Across the material below, how many lines contain the word "今年以来"? Give only the number.

--- start of DATA EXCERPTS ---

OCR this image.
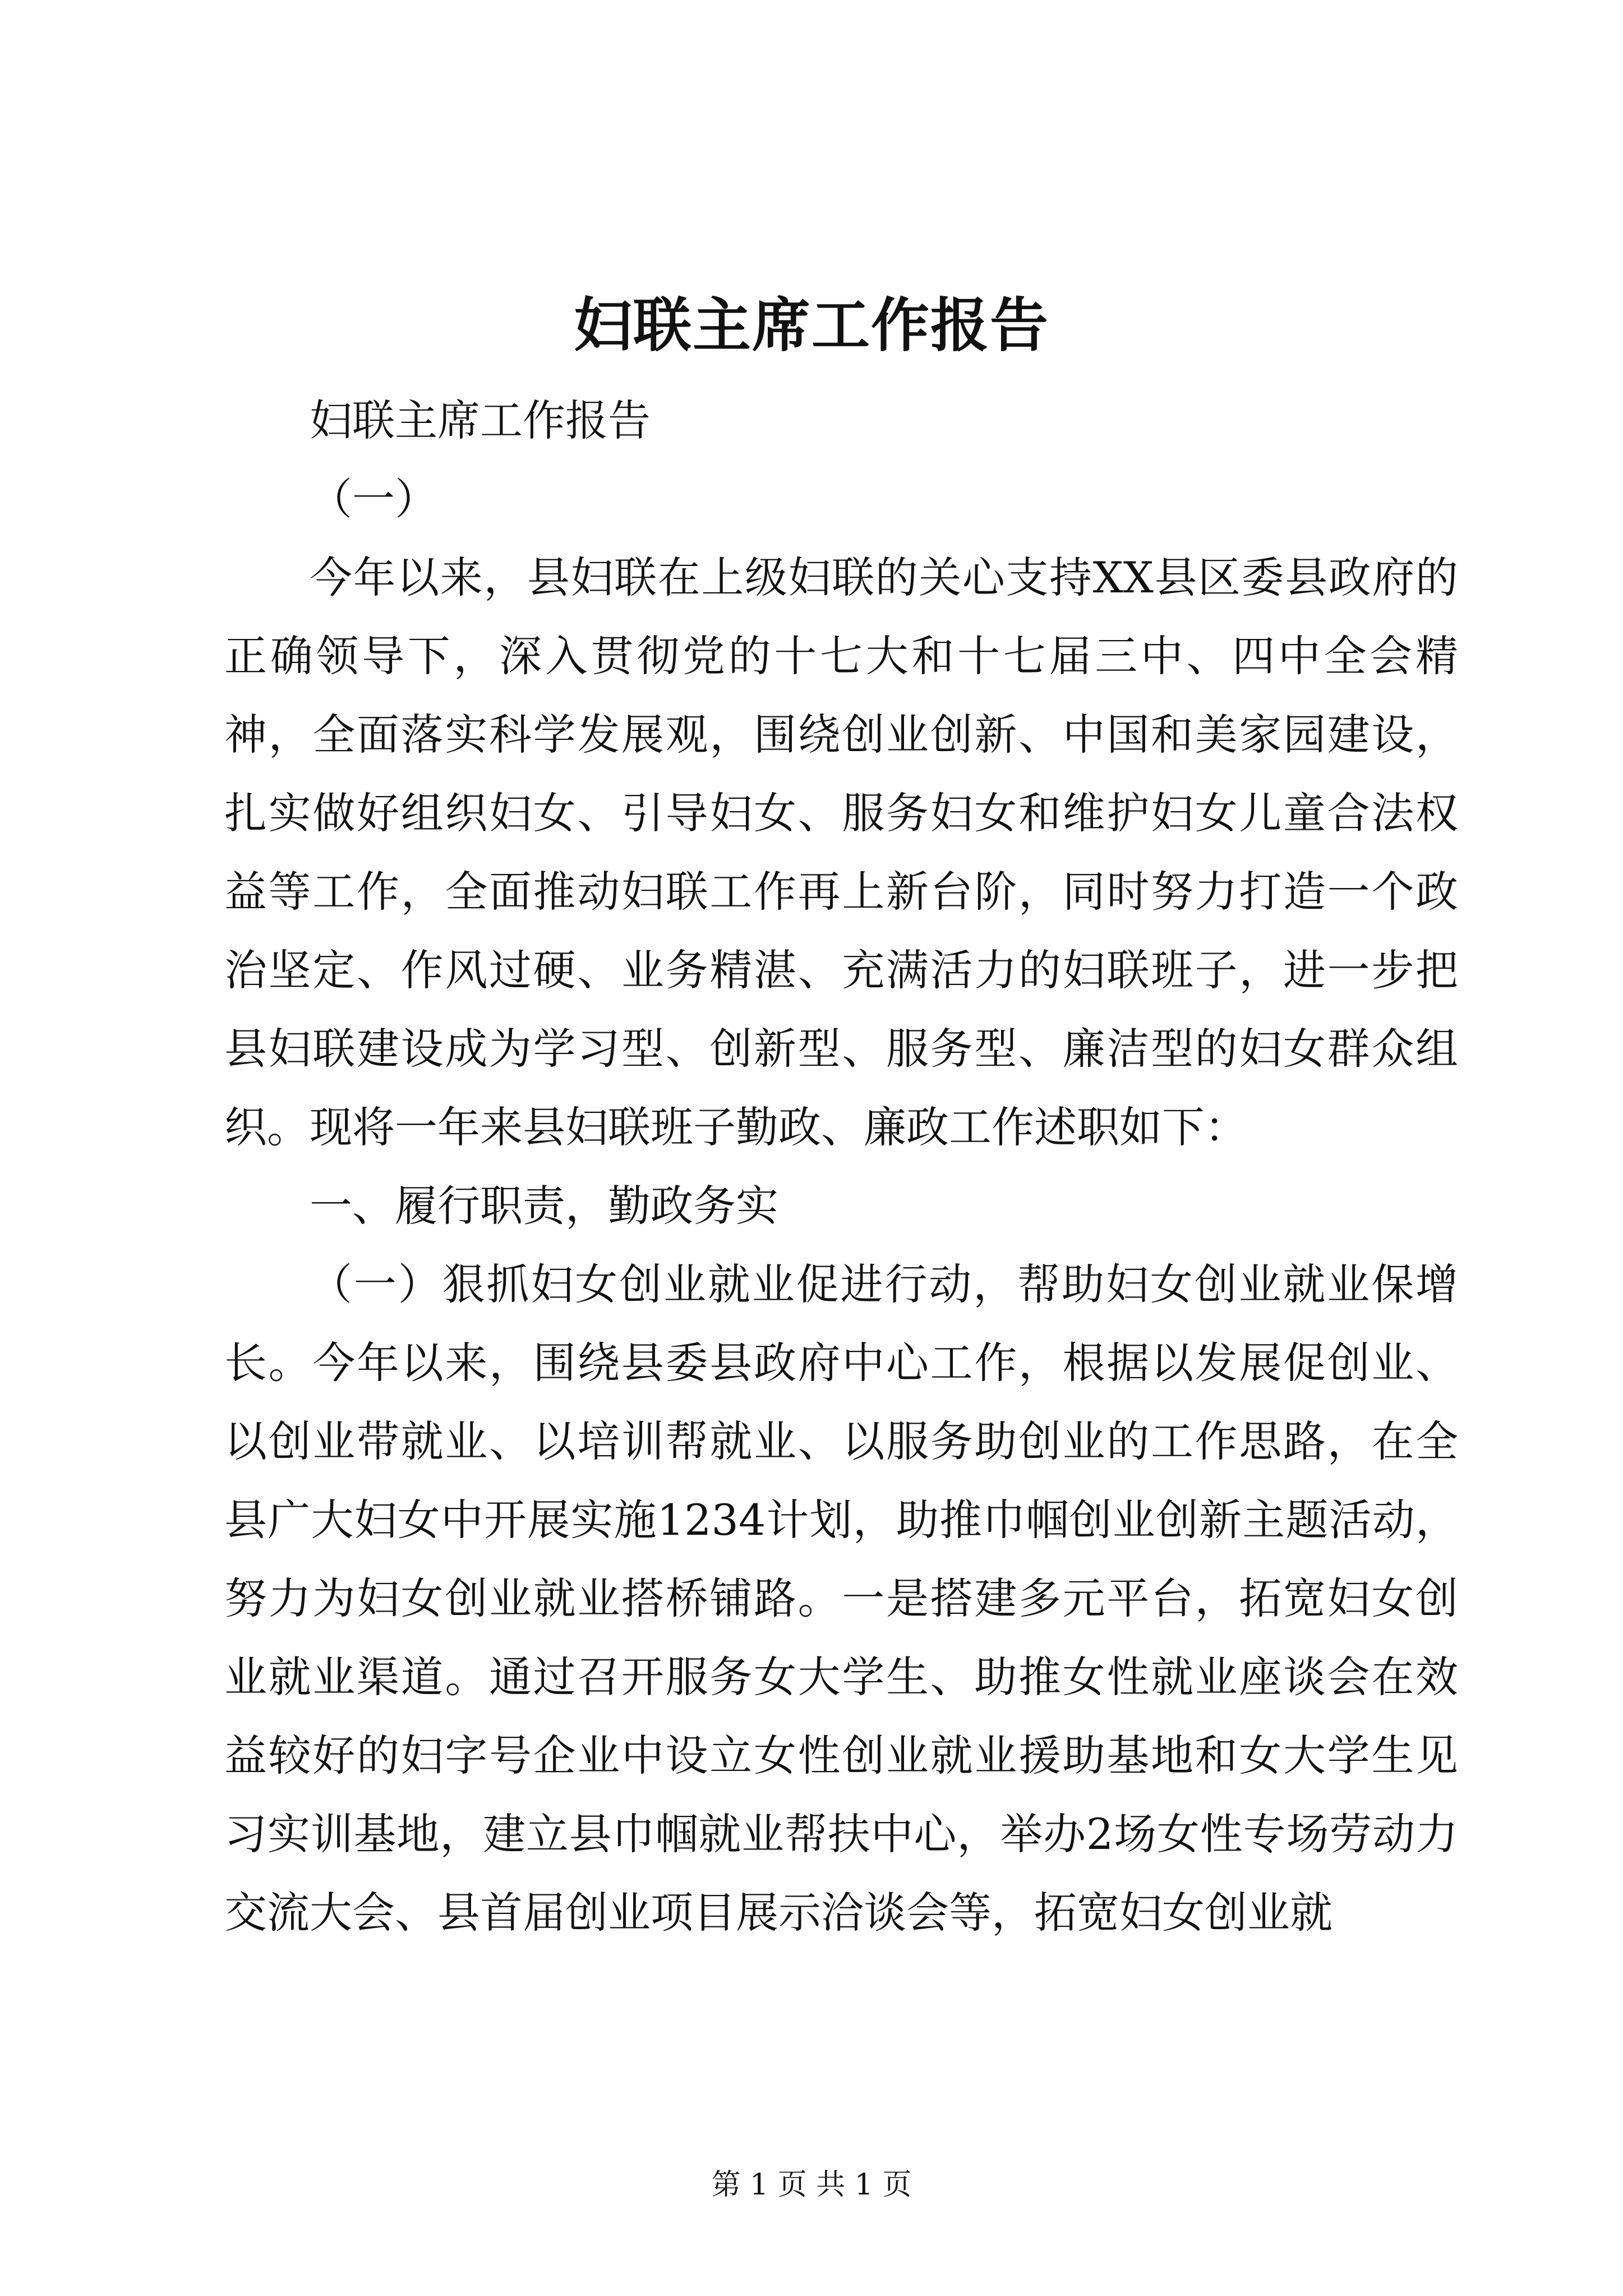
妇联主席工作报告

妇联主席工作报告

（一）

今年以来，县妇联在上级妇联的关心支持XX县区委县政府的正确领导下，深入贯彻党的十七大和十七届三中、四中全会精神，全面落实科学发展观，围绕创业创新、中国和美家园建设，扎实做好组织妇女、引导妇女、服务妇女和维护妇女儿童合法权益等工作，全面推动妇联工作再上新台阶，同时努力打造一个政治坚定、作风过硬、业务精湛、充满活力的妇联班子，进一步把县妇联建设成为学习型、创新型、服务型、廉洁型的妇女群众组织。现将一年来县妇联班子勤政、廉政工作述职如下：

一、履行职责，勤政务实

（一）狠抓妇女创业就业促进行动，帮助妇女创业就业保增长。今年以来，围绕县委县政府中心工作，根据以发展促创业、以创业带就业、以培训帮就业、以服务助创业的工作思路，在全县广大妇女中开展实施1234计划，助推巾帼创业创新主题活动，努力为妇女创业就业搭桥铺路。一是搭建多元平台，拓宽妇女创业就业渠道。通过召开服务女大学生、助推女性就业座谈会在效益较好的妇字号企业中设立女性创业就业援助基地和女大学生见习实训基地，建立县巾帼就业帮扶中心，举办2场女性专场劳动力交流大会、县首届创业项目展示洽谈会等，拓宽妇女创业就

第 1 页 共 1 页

--- end of DATA EXCERPTS ---

(EXERCISE ANSWER):
2